Required action 1
From the article about South Ridge Farms, reproduce the passage that begins at "The secret?" and stops after "learn about fruit.", with the wording unchanged.
Required action 2
Pick up the article about the Rowley family's South Ridge Farms after its last sentence and keep writing it.

Text excerpt
───

It’s almost like the Thanksgiving Point of southern Utah County.

While it may not have fine dining or a zoo, Santaquin’s South Ridge Farms owned by the Rowley family does have hayrides, farm markets and beautiful scenery — not to mention a golf course … of sorts.

The eight Rowley sons created a tee box, putting green and hole in that entertained them between all-night cherry picking sessions.

“They had a lot of fun playing golf and getting good at it until they broke four windows in a row,” their mother Shirley Rowley says, with a guarded laugh. “That was the end of the golf course here.”

But “the end” isn’t the right description for anything else at this family farm. Instead, there is a feeling of newness, freshness and innovation.

Phil and Shirley Rowley have expanded a fourth-generation fruit farm into an international hub of cherry products, crafts, apples and peaches. The “Red Barn,” as it’s often referred to, sells handcrafted items, gift baskets, the famous Aggie ice cream, and freshly made fruit products — including cherry salsa.

“We want to bring people here and have them feel what it’s like to be on a farm,” Phil says. “Farms have a special feeling about them that many children just don’t get to experience anymore.”

THE MAGIC OF TART CHERRIES
A cherry per day may just keep the doctor away.
Tart cherries can inhibit cancer, reduce arthritis pain and improve sleep patterns, according to studies performed in Michigan and Texas.
Cherries are a rich source of antioxidants that can help fight heart disease. In addition, they contain compounds that relieve arthritis, gout and even headaches.
The secret?
Red.
The pigment in cherries has been called “Mother Nature’s all-natural chemotherapy agent.”
The Rowleys have several clients who have improved their health since eating tart cherry products.

The education program at South Ridge Farms includes a slide show presentation and question and answerperiod where schoolchildren learn about fruit.

“It is gratifying to give these kids a taste of the farm life because we find that so many of them haven’t been taught the basics of agriculture,” Phil says.

This farming operation is a cross between a mom-and-pop operation and a Fortune 500 up-and-coming business.

Phil hand-picks cherries, helps customers at the front counter, and has driven to Roosevelt more than once to deliver cherry products to an elderly couple who has a hard time driving to Santaquin. But South Ridge Farms also ship products around the country, is revolutionizing the use of tart cherries, and has created dozens of products with the Made in Utah label.

“The truth is, we’re hokey,” Shirley says.

───

Entries provided
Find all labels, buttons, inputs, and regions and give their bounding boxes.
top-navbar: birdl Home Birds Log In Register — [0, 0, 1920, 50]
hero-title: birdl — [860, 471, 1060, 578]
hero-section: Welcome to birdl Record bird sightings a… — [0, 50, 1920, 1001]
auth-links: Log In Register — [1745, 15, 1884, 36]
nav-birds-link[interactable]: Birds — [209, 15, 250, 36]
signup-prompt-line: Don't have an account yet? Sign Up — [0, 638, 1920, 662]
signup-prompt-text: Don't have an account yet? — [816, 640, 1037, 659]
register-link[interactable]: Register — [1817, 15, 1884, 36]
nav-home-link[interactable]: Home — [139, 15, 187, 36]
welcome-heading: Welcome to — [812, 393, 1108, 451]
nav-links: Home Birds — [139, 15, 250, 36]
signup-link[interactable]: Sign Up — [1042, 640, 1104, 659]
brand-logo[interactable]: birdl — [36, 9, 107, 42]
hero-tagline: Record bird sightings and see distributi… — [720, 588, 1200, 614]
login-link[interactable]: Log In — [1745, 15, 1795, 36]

───

Exercise output 1
The secret?
Red.
The pigment in cherries has been called “Mother Nature’s all-natural chemotherapy agent.”
The Rowleys have several clients who have improved their health since eating tart cherry products.

The education program at South Ridge Farms includes a slide show presentation and question and answerperiod where schoolchildren learn about fruit.

Exercise output 2
But hokey is okey-dokey if you’re doing what you love and finding success.

“We’ve had people tell us that we’re the best kept secret in Utah County,” Shirley says. “We’re slowly building a good name.”

Their reputation brings people back time and again, including an infamous customer who spends about five hours each year picking her pumpkin — or as she calls it, gourd.

“I’ve seen people take that long finding a Christmas tree, but this is a first for pumpkins,” Phil says. “But this makes our lives interesting when we get a chuckle out of helping our customers. It is fun for us because we can make it fun for her.”

The variety of fun keeps growing here, including hayrides, pumpkin patches and craft fairs.

With the eight Rowley sons growing up and taking on full-time responsibilities at the farm, Phil and Shirley want the farm to be expansive enough to support their sons.

“I love working with my children,” Shirley says. “It warms my heart when I see three of them coming down the road in the truck together.”

JUST A BOWL OF CHERRIES
• Utah is the second-highest tart cherry producing area in the United States, behind the Great Lakes region.
• The average person consumes about one pound of tart cherries per year.
• Tart cherries are harvested in July and August.
• There are about 7,000 cherries on an average tart cherry tree.
• It takes about 250 cherries to make a cherry pie, so each tree potentially could produce enough cherries for 28 pies.
• Cherry trees begin to produce fruit about five years after being planted in the orchards.
• Mature cherry trees produce more than 100 pounds of fruit per season.
• Tart cherries are sold frozen, dried, canned, pureed and in concentrate. South Ridge Farms also sells cherry salsa, which includes no tomatoes.